DATA FOR THIS EXERCISE
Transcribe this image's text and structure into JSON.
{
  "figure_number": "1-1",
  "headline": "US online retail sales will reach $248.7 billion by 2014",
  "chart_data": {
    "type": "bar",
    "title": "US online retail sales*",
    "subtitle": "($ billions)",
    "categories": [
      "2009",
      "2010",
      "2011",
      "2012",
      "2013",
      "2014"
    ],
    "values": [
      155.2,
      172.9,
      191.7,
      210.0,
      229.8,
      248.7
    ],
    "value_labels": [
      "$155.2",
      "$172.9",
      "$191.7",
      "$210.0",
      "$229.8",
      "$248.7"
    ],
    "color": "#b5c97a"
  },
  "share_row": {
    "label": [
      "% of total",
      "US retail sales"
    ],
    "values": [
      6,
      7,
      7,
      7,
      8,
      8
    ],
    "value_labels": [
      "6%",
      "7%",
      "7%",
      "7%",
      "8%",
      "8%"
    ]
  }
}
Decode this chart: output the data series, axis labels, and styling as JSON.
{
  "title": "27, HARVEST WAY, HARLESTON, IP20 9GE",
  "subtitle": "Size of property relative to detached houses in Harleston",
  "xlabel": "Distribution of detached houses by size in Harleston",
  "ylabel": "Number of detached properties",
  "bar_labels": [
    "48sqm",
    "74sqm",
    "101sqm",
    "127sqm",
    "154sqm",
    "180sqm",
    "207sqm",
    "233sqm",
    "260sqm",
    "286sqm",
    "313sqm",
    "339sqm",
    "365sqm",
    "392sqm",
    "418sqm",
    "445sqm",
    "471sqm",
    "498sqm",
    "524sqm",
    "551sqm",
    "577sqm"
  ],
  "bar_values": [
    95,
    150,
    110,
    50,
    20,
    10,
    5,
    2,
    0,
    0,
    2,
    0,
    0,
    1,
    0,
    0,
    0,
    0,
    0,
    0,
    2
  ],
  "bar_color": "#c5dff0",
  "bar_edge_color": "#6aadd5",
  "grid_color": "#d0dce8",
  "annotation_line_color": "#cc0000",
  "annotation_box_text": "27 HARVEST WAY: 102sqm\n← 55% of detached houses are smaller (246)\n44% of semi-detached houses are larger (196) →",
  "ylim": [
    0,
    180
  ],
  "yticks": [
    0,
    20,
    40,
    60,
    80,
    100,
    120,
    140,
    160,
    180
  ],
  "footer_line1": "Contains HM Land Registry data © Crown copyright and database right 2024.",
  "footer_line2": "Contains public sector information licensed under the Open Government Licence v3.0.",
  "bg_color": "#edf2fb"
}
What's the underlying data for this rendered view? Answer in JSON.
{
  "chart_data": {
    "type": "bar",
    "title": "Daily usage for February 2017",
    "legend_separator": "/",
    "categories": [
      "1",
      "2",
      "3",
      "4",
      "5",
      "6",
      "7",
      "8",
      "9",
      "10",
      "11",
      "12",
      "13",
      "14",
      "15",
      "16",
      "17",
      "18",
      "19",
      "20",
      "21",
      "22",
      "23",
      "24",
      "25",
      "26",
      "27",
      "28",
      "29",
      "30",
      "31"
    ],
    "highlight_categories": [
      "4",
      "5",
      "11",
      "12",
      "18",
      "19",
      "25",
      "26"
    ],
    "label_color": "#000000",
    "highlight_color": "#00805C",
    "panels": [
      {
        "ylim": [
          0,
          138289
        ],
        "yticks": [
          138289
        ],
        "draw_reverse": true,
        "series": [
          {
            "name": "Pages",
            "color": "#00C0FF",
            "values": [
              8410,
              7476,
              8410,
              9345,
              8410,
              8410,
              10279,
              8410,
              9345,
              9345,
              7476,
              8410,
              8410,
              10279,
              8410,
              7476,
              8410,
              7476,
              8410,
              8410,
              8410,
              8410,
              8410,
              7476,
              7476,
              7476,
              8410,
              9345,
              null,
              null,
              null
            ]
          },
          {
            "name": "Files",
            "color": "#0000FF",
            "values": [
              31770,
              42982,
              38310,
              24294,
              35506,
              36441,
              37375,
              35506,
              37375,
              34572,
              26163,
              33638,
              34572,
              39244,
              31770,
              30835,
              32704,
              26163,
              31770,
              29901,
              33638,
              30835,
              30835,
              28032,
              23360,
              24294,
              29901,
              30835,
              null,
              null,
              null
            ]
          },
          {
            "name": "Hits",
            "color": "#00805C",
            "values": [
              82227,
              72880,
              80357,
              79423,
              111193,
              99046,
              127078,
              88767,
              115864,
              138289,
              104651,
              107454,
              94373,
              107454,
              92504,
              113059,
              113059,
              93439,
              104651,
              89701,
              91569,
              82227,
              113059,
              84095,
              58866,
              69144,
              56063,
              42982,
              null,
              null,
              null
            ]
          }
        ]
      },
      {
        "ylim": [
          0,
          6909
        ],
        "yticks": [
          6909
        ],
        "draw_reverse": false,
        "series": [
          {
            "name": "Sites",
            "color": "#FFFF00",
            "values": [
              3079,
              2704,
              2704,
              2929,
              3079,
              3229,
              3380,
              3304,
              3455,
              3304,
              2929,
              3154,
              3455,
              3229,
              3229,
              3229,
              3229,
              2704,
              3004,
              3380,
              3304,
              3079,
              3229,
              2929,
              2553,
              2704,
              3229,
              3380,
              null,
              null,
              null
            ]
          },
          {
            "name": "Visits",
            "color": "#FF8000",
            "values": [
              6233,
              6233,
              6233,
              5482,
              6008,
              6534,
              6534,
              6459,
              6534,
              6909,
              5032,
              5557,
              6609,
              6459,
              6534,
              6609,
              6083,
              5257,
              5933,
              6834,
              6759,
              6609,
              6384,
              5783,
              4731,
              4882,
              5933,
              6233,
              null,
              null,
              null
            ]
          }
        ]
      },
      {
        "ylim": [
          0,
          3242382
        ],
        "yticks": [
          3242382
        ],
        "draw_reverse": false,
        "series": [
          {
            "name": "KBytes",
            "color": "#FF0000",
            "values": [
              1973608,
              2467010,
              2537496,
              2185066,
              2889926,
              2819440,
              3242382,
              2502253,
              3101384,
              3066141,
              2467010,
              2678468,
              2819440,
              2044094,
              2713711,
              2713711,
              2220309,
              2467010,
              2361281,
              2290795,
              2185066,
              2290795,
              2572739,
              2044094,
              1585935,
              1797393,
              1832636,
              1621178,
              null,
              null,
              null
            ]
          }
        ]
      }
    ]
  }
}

WHAT THIS TASK INVOLVES
Retype every record above exactly as it appears.

OUTPUT OF THE TASK
Transcribe this image's text and structure into JSON.
{
  "figure_number": "1-1",
  "headline": "US online retail sales will reach $248.7 billion by 2014",
  "chart_data": {
    "type": "bar",
    "title": "US online retail sales*",
    "subtitle": "($ billions)",
    "categories": [
      "2009",
      "2010",
      "2011",
      "2012",
      "2013",
      "2014"
    ],
    "values": [
      155.2,
      172.9,
      191.7,
      210.0,
      229.8,
      248.7
    ],
    "value_labels": [
      "$155.2",
      "$172.9",
      "$191.7",
      "$210.0",
      "$229.8",
      "$248.7"
    ],
    "color": "#b5c97a"
  },
  "share_row": {
    "label": [
      "% of total",
      "US retail sales"
    ],
    "values": [
      6,
      7,
      7,
      7,
      8,
      8
    ],
    "value_labels": [
      "6%",
      "7%",
      "7%",
      "7%",
      "8%",
      "8%"
    ]
  }
}
Decode this chart: output the data series, axis labels, and styling as JSON.
{
  "title": "27, HARVEST WAY, HARLESTON, IP20 9GE",
  "subtitle": "Size of property relative to detached houses in Harleston",
  "xlabel": "Distribution of detached houses by size in Harleston",
  "ylabel": "Number of detached properties",
  "bar_labels": [
    "48sqm",
    "74sqm",
    "101sqm",
    "127sqm",
    "154sqm",
    "180sqm",
    "207sqm",
    "233sqm",
    "260sqm",
    "286sqm",
    "313sqm",
    "339sqm",
    "365sqm",
    "392sqm",
    "418sqm",
    "445sqm",
    "471sqm",
    "498sqm",
    "524sqm",
    "551sqm",
    "577sqm"
  ],
  "bar_values": [
    95,
    150,
    110,
    50,
    20,
    10,
    5,
    2,
    0,
    0,
    2,
    0,
    0,
    1,
    0,
    0,
    0,
    0,
    0,
    0,
    2
  ],
  "bar_color": "#c5dff0",
  "bar_edge_color": "#6aadd5",
  "grid_color": "#d0dce8",
  "annotation_line_color": "#cc0000",
  "annotation_box_text": "27 HARVEST WAY: 102sqm\n← 55% of detached houses are smaller (246)\n44% of semi-detached houses are larger (196) →",
  "ylim": [
    0,
    180
  ],
  "yticks": [
    0,
    20,
    40,
    60,
    80,
    100,
    120,
    140,
    160,
    180
  ],
  "footer_line1": "Contains HM Land Registry data © Crown copyright and database right 2024.",
  "footer_line2": "Contains public sector information licensed under the Open Government Licence v3.0.",
  "bg_color": "#edf2fb"
}
What's the underlying data for this rendered view? Answer in JSON.
{
  "chart_data": {
    "type": "bar",
    "title": "Daily usage for February 2017",
    "legend_separator": "/",
    "categories": [
      "1",
      "2",
      "3",
      "4",
      "5",
      "6",
      "7",
      "8",
      "9",
      "10",
      "11",
      "12",
      "13",
      "14",
      "15",
      "16",
      "17",
      "18",
      "19",
      "20",
      "21",
      "22",
      "23",
      "24",
      "25",
      "26",
      "27",
      "28",
      "29",
      "30",
      "31"
    ],
    "highlight_categories": [
      "4",
      "5",
      "11",
      "12",
      "18",
      "19",
      "25",
      "26"
    ],
    "label_color": "#000000",
    "highlight_color": "#00805C",
    "panels": [
      {
        "ylim": [
          0,
          138289
        ],
        "yticks": [
          138289
        ],
        "draw_reverse": true,
        "series": [
          {
            "name": "Pages",
            "color": "#00C0FF",
            "values": [
              8410,
              7476,
              8410,
              9345,
              8410,
              8410,
              10279,
              8410,
              9345,
              9345,
              7476,
              8410,
              8410,
              10279,
              8410,
              7476,
              8410,
              7476,
              8410,
              8410,
              8410,
              8410,
              8410,
              7476,
              7476,
              7476,
              8410,
              9345,
              null,
              null,
              null
            ]
          },
          {
            "name": "Files",
            "color": "#0000FF",
            "values": [
              31770,
              42982,
              38310,
              24294,
              35506,
              36441,
              37375,
              35506,
              37375,
              34572,
              26163,
              33638,
              34572,
              39244,
              31770,
              30835,
              32704,
              26163,
              31770,
              29901,
              33638,
              30835,
              30835,
              28032,
              23360,
              24294,
              29901,
              30835,
              null,
              null,
              null
            ]
          },
          {
            "name": "Hits",
            "color": "#00805C",
            "values": [
              82227,
              72880,
              80357,
              79423,
              111193,
              99046,
              127078,
              88767,
              115864,
              138289,
              104651,
              107454,
              94373,
              107454,
              92504,
              113059,
              113059,
              93439,
              104651,
              89701,
              91569,
              82227,
              113059,
              84095,
              58866,
              69144,
              56063,
              42982,
              null,
              null,
              null
            ]
          }
        ]
      },
      {
        "ylim": [
          0,
          6909
        ],
        "yticks": [
          6909
        ],
        "draw_reverse": false,
        "series": [
          {
            "name": "Sites",
            "color": "#FFFF00",
            "values": [
              3079,
              2704,
              2704,
              2929,
              3079,
              3229,
              3380,
              3304,
              3455,
              3304,
              2929,
              3154,
              3455,
              3229,
              3229,
              3229,
              3229,
              2704,
              3004,
              3380,
              3304,
              3079,
              3229,
              2929,
              2553,
              2704,
              3229,
              3380,
              null,
              null,
              null
            ]
          },
          {
            "name": "Visits",
            "color": "#FF8000",
            "values": [
              6233,
              6233,
              6233,
              5482,
              6008,
              6534,
              6534,
              6459,
              6534,
              6909,
              5032,
              5557,
              6609,
              6459,
              6534,
              6609,
              6083,
              5257,
              5933,
              6834,
              6759,
              6609,
              6384,
              5783,
              4731,
              4882,
              5933,
              6233,
              null,
              null,
              null
            ]
          }
        ]
      },
      {
        "ylim": [
          0,
          3242382
        ],
        "yticks": [
          3242382
        ],
        "draw_reverse": false,
        "series": [
          {
            "name": "KBytes",
            "color": "#FF0000",
            "values": [
              1973608,
              2467010,
              2537496,
              2185066,
              2889926,
              2819440,
              3242382,
              2502253,
              3101384,
              3066141,
              2467010,
              2678468,
              2819440,
              2044094,
              2713711,
              2713711,
              2220309,
              2467010,
              2361281,
              2290795,
              2185066,
              2290795,
              2572739,
              2044094,
              1585935,
              1797393,
              1832636,
              1621178,
              null,
              null,
              null
            ]
          }
        ]
      }
    ]
  }
}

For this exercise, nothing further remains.